## [Exercise goal]
Only a number is wanted: how many lines in these records contain the word "text"?
=== Given entries ===
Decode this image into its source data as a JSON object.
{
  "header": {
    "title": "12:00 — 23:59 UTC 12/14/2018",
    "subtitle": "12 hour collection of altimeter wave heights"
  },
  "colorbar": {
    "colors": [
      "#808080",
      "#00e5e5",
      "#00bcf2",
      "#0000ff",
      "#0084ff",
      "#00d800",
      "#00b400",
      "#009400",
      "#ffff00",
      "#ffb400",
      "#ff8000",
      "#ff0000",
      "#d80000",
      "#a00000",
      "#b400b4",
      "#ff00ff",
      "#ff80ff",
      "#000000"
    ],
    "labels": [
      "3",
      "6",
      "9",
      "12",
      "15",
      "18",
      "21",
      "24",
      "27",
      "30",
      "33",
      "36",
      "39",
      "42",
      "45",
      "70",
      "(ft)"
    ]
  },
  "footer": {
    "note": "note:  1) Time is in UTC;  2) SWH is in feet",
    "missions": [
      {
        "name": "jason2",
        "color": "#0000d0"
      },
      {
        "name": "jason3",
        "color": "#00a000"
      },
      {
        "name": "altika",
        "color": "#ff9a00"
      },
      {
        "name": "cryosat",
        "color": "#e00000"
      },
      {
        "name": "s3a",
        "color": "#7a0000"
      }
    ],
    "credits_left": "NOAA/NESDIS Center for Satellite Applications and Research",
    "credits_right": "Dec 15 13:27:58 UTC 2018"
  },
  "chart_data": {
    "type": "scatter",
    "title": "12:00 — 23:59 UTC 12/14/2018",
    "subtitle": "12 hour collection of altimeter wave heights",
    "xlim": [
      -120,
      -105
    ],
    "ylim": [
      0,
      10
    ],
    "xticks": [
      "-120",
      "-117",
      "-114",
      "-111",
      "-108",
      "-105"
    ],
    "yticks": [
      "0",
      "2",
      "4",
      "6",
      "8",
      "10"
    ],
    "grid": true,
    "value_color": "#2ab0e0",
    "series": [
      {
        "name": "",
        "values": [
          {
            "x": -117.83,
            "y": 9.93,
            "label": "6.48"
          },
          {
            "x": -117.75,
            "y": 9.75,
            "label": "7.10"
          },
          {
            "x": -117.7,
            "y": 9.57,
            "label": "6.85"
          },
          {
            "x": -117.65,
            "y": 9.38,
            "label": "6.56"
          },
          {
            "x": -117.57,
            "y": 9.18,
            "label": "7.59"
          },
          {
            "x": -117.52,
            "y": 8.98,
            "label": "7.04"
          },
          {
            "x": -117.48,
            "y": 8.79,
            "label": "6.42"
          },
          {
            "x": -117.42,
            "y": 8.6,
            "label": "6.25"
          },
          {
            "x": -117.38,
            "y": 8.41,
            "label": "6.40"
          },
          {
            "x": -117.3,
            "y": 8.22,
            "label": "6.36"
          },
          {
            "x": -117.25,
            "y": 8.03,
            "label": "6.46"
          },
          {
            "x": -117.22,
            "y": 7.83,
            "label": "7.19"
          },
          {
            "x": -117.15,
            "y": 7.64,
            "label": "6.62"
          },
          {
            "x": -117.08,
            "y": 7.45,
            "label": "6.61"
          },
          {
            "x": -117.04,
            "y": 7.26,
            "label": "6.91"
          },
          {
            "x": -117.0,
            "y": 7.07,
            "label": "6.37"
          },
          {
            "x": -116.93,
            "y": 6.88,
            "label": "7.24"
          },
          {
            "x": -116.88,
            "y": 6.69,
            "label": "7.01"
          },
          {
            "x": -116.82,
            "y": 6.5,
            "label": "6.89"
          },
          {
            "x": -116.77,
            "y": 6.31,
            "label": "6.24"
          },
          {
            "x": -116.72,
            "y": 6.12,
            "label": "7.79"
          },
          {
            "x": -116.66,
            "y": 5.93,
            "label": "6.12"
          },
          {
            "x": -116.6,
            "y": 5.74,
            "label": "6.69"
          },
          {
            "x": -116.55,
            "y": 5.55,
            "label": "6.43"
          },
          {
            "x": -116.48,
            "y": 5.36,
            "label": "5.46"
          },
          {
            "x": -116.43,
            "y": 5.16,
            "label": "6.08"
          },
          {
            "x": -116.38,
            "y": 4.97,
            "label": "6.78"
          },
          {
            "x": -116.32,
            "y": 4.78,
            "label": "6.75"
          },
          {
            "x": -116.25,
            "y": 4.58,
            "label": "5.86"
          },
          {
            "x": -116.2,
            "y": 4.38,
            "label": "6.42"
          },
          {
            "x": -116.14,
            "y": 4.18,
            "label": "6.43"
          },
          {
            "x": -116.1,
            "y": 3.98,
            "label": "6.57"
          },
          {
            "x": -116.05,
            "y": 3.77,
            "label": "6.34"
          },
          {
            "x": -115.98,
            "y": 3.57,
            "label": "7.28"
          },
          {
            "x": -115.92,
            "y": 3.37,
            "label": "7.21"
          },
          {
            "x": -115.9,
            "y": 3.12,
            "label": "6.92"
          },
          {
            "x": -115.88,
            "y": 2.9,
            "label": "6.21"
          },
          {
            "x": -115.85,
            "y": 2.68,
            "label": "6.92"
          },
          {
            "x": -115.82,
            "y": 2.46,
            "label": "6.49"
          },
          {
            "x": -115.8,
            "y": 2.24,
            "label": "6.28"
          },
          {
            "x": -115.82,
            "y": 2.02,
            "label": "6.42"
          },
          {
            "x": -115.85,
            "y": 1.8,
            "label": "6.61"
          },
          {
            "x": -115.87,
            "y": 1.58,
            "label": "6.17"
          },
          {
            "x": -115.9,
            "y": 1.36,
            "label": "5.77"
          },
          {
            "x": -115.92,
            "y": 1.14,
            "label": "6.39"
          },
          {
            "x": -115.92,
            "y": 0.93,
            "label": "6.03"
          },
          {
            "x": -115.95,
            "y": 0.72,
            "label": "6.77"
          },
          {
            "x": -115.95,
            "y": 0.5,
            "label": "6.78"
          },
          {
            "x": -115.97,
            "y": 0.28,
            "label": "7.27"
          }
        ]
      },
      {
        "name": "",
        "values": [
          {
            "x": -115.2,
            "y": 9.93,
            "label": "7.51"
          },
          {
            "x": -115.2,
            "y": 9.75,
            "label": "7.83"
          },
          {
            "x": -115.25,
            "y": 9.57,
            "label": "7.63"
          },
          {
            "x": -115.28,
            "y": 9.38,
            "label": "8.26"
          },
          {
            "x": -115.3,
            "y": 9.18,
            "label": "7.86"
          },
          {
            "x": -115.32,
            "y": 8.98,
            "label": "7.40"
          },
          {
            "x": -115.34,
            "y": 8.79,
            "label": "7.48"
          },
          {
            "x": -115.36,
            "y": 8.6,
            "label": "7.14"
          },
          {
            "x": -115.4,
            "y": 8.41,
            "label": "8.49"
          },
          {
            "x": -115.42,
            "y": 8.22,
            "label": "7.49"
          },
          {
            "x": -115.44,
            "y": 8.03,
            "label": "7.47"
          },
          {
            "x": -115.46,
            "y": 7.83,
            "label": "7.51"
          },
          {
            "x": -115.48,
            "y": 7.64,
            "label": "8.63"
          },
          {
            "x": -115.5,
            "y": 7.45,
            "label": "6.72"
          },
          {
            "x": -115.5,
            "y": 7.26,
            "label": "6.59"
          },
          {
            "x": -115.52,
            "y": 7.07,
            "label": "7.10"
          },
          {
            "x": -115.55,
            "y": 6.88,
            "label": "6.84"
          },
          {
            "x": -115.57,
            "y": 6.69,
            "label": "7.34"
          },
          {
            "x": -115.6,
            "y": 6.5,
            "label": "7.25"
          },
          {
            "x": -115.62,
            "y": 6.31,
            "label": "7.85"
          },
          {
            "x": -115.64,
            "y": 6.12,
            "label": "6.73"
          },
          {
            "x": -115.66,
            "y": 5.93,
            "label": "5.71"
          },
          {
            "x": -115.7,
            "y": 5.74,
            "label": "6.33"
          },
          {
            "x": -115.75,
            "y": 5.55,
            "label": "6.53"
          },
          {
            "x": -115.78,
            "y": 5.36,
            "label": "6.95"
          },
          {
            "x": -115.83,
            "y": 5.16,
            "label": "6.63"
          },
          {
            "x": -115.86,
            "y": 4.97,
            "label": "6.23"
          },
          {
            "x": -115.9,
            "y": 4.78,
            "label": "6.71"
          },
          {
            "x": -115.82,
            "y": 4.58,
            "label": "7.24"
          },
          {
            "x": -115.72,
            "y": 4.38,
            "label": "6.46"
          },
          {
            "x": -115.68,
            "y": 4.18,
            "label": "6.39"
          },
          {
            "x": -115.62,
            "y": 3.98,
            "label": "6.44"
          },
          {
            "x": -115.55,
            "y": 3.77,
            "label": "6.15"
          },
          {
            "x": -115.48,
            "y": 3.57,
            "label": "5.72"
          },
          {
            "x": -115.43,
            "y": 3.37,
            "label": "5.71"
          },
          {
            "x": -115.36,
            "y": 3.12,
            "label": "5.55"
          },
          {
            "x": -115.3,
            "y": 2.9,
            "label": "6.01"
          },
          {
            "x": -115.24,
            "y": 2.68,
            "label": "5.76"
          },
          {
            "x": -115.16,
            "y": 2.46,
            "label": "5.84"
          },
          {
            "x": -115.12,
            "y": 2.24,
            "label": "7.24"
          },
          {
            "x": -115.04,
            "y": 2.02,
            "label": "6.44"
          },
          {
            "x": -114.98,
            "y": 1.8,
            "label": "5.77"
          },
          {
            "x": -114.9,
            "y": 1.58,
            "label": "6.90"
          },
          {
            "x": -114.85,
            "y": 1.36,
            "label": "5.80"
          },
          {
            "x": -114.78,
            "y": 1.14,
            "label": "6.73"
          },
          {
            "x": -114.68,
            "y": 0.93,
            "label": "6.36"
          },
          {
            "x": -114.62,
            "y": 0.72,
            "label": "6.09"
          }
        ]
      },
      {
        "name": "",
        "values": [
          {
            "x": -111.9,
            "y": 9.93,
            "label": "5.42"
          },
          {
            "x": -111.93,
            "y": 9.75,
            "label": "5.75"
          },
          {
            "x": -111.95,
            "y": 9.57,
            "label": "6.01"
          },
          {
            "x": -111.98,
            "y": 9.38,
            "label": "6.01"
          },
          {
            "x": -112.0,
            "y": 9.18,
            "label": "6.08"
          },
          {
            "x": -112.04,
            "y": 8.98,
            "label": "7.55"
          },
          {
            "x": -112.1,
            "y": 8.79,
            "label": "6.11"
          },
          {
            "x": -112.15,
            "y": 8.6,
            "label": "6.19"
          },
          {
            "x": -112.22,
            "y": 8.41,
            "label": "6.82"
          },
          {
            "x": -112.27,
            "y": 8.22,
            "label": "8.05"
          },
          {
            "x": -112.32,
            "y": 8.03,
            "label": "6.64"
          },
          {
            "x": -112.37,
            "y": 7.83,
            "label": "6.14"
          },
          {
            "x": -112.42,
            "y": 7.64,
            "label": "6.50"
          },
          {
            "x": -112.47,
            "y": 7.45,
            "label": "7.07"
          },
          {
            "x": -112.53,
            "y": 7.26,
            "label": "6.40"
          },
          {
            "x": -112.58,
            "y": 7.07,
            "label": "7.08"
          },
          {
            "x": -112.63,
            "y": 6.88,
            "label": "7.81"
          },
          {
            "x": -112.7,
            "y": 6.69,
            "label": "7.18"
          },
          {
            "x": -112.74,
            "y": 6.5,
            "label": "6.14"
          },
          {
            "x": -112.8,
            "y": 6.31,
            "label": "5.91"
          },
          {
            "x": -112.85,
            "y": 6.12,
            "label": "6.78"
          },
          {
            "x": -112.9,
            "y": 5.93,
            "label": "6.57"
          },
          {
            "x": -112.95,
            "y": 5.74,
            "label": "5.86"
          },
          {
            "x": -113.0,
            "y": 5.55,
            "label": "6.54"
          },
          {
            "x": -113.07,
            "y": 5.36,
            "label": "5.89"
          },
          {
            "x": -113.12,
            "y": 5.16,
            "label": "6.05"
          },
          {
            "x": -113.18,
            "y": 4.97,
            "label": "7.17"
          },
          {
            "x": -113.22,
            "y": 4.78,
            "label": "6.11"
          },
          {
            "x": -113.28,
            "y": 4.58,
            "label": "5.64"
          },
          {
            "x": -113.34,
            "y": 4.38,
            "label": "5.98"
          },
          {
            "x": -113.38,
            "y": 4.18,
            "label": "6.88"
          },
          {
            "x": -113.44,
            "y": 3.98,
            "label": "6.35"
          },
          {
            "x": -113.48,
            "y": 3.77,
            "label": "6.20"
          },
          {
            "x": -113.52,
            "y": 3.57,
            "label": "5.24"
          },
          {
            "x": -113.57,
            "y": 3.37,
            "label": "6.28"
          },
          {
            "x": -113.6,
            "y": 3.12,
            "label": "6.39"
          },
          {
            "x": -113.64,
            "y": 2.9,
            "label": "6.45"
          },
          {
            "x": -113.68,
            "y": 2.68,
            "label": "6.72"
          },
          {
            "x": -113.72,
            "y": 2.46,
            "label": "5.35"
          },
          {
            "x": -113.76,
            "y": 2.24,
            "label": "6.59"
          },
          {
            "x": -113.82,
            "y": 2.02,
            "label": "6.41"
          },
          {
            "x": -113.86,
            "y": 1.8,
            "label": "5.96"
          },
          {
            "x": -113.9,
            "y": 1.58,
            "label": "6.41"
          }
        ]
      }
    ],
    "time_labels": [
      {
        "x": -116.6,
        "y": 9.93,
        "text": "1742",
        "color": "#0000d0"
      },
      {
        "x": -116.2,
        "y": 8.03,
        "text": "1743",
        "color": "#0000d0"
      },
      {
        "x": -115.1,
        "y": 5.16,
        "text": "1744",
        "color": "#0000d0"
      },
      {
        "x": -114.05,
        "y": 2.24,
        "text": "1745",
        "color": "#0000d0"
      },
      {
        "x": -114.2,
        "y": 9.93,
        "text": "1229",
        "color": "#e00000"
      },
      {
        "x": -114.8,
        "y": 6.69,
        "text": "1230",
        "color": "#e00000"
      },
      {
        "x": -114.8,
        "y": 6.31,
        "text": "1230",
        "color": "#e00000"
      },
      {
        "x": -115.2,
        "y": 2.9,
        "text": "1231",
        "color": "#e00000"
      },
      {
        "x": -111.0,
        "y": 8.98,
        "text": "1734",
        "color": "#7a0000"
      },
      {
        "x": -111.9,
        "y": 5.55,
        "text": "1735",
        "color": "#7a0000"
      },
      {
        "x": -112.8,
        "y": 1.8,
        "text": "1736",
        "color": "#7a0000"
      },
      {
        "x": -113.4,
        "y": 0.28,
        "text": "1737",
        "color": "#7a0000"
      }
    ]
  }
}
===
## [Complete response]
12